**Work to complete:** Extract each line holding the word "教学实践" from the entries.

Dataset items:
....................

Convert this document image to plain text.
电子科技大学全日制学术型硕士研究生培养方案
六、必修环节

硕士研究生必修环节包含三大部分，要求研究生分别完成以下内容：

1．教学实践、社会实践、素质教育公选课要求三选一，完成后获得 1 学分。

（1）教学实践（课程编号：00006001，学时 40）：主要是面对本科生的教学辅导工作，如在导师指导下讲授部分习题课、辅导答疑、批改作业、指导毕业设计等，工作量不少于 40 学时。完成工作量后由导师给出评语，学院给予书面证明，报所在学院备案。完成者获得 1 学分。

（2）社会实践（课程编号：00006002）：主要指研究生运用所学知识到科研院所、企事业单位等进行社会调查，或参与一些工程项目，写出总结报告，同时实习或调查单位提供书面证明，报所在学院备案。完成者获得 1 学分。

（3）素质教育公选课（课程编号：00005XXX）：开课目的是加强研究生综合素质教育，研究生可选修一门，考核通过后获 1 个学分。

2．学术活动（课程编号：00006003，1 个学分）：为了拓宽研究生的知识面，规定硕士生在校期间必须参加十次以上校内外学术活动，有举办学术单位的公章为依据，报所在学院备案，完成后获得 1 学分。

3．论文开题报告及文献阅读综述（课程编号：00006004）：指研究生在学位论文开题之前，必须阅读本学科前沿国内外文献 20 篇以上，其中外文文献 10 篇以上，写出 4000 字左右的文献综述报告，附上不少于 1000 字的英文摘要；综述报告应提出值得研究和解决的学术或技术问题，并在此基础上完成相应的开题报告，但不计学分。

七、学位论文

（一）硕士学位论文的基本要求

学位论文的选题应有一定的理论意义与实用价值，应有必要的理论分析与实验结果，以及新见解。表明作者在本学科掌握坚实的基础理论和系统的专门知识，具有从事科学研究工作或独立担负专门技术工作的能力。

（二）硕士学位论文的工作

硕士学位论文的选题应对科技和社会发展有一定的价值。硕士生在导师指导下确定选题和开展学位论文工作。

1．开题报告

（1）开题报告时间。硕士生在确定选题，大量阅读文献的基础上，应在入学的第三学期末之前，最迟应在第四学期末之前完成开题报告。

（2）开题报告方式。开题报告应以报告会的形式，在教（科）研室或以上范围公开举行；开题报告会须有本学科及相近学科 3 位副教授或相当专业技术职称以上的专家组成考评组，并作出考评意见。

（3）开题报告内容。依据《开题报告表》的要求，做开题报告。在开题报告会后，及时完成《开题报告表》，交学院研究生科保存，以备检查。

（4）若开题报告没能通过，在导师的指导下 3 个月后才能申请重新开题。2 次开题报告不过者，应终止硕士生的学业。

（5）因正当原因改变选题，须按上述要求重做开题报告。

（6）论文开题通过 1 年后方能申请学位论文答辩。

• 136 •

....................

**Worked solution:**
1．教学实践、社会实践、素质教育公选课要求三选一，完成后获得 1 学分。
（1）教学实践（课程编号：00006001，学时 40）：主要是面对本科生的教学辅导工作，如在导师指导下讲授部分习题课、辅导答疑、批改作业、指导毕业设计等，工作量不少于 40 学时。完成工作量后由导师给出评语，学院给予书面证明，报所在学院备案。完成者获得 1 学分。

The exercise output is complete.